• **Set exercise**:
Take every line from the material that has the word "trained" in it.

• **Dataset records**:
-- BEGIN --

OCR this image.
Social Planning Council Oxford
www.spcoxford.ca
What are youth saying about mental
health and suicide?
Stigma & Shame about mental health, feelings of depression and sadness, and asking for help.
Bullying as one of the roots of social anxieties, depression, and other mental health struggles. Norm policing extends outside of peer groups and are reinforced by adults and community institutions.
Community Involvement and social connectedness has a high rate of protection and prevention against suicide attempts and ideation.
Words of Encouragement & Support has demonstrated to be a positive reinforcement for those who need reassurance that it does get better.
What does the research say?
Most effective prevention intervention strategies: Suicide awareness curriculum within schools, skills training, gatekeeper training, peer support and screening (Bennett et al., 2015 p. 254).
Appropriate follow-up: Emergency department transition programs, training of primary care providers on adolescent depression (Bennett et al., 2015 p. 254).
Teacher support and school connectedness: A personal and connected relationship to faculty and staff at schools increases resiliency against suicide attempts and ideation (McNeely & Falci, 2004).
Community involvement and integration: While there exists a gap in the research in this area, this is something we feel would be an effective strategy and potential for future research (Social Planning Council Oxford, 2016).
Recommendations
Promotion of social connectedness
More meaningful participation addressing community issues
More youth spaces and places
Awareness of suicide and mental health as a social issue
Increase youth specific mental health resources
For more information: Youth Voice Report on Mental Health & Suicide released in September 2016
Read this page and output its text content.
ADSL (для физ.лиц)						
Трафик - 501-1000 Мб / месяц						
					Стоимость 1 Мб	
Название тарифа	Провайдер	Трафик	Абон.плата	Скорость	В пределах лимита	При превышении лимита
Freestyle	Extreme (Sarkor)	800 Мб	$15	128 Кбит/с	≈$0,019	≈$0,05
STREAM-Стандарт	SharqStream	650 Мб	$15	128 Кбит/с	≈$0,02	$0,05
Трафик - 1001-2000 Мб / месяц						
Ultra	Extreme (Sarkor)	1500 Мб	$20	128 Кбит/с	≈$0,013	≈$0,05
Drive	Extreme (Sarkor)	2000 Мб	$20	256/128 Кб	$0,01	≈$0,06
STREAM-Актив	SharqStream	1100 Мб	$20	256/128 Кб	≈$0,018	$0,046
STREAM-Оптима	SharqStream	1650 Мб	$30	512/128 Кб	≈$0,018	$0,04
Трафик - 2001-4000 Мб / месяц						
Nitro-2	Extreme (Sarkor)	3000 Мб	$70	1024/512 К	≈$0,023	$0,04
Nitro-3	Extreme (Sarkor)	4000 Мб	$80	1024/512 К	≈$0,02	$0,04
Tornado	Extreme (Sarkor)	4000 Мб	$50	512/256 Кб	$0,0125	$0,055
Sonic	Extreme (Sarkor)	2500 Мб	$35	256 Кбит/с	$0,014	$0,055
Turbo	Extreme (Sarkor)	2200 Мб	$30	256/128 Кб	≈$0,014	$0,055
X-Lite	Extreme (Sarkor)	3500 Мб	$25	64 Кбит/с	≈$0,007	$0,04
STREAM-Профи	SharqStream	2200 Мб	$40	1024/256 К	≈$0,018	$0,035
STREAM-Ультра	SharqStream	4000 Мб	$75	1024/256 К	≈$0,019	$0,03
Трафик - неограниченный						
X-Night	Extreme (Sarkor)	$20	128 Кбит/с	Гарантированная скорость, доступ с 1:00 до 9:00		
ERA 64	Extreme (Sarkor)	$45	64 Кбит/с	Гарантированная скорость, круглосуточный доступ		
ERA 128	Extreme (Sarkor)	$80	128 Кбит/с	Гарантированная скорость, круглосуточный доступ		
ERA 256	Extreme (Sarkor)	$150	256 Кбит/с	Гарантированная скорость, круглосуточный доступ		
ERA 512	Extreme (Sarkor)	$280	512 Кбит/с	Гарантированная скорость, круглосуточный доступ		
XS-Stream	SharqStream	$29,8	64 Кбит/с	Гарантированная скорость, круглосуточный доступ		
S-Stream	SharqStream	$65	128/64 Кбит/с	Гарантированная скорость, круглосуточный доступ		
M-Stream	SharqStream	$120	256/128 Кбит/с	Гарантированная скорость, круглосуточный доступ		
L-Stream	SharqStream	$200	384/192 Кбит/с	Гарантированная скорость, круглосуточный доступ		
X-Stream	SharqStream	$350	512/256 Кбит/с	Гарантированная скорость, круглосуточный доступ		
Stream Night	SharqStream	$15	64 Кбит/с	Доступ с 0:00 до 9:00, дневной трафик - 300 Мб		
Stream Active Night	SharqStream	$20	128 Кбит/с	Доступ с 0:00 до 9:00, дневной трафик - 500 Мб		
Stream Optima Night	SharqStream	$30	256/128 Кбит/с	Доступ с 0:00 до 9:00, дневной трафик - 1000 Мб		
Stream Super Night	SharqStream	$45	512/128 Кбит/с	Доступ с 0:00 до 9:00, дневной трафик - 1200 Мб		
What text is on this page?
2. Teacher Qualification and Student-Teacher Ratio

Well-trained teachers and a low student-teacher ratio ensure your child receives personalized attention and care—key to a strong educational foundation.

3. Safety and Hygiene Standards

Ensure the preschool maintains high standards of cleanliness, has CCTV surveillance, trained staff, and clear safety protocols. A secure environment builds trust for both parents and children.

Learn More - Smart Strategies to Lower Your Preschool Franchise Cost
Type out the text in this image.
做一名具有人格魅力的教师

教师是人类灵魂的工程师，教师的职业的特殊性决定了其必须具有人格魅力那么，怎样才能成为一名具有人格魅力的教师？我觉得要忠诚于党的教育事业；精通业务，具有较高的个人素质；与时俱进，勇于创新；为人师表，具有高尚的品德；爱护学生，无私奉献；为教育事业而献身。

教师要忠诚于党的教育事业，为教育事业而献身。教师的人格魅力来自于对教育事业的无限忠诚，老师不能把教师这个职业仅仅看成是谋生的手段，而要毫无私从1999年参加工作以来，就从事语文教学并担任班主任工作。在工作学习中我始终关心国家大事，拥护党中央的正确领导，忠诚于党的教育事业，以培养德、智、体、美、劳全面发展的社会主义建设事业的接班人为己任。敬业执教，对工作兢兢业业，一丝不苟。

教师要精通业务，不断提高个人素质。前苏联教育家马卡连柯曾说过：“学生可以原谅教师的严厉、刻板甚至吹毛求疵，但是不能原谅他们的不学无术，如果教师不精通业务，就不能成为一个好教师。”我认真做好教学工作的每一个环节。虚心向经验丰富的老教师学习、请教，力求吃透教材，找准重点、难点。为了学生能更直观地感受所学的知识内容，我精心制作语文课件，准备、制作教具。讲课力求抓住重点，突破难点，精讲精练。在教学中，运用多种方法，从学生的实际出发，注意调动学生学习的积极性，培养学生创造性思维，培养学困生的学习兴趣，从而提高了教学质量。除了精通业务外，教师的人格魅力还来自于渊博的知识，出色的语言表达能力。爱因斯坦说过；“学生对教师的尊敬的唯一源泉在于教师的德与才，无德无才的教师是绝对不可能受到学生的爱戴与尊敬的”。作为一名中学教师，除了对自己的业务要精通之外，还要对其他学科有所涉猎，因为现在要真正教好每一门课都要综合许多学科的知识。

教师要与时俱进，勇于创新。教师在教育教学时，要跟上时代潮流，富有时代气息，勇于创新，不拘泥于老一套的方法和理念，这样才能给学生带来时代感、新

-- END --

• **Answer to the exercise**:
Well-trained teachers and a low student-teacher ratio ensure your child receives personalized attention and care—key to a strong educational foundation.
Ensure the preschool maintains high standards of cleanliness, has CCTV surveillance, trained staff, and clear safety protocols. A secure environment builds trust for both parents and children.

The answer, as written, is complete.